:: DO THIS ::
Find the string "plain" in the listing and report every line that has it.

:: PROVIDED ENTRIES ::
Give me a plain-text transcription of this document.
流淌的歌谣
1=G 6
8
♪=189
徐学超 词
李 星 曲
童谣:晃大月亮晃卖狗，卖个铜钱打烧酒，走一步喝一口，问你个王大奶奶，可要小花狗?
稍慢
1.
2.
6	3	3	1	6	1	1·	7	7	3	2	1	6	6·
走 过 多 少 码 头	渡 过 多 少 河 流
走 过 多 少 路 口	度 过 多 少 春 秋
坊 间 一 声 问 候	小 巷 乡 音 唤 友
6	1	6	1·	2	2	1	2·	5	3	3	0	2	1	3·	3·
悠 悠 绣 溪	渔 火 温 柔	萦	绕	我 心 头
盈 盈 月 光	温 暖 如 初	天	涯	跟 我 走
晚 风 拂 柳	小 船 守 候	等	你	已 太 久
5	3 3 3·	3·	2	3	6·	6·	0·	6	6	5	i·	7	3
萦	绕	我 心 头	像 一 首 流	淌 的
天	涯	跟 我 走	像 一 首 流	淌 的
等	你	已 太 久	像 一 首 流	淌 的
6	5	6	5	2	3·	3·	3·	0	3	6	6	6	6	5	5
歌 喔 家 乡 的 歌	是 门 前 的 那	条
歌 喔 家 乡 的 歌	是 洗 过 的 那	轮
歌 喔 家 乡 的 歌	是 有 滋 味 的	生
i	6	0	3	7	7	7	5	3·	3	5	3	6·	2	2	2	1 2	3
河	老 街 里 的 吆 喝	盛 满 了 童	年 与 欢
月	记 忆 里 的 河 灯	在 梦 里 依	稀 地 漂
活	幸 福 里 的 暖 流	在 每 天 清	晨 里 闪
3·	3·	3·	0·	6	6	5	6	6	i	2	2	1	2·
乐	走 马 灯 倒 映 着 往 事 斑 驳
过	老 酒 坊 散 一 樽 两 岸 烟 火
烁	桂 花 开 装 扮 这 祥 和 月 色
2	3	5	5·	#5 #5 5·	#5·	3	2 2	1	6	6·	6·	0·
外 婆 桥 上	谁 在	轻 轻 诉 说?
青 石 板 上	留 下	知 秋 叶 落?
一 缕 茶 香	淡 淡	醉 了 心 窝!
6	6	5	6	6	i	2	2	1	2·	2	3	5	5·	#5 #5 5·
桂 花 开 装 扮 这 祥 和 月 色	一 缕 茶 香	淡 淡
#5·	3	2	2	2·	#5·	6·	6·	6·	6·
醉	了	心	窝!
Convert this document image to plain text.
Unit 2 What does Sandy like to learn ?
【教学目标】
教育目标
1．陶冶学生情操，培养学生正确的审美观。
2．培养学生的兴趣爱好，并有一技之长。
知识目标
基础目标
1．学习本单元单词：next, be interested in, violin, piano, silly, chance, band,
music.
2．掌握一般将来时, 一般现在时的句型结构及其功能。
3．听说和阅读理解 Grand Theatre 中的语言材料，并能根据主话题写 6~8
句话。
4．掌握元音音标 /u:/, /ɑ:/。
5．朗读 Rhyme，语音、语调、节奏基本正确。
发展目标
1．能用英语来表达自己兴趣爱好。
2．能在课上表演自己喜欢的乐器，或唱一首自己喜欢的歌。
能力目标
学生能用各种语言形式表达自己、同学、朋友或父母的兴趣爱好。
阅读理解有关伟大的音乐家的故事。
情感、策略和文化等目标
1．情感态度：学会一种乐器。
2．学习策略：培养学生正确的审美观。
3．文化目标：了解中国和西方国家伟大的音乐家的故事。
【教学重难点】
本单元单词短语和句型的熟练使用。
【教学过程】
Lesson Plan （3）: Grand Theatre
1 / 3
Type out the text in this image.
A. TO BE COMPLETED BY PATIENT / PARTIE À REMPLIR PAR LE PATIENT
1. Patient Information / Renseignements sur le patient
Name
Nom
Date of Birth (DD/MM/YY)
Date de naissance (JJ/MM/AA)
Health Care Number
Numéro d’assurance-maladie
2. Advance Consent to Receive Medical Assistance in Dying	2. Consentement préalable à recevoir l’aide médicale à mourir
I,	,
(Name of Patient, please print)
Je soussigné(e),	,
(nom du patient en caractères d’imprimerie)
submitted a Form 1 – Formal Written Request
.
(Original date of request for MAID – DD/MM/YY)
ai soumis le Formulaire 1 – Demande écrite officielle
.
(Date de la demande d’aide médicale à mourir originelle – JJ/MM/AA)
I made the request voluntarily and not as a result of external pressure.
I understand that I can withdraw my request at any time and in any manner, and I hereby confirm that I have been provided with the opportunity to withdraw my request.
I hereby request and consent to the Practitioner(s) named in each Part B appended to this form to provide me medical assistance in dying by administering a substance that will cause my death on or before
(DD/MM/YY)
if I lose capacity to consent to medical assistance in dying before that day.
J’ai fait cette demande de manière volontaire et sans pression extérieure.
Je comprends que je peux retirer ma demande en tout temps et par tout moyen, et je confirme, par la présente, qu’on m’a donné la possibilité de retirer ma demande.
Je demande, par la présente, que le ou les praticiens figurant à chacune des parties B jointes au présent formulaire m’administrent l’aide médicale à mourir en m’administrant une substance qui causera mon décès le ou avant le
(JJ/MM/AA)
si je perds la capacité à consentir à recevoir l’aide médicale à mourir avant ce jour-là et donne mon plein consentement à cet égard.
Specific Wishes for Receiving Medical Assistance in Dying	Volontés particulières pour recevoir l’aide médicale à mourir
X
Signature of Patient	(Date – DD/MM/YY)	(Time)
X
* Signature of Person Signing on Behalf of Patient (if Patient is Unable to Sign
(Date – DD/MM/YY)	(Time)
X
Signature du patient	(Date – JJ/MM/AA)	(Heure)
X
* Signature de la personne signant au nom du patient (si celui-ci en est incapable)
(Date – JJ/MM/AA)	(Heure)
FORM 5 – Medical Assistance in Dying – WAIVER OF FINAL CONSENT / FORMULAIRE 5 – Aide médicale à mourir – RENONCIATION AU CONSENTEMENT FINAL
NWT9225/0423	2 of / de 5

:: FULL SOLUTION ::
Give me a plain-text transcription of this document.
Convert this document image to plain text.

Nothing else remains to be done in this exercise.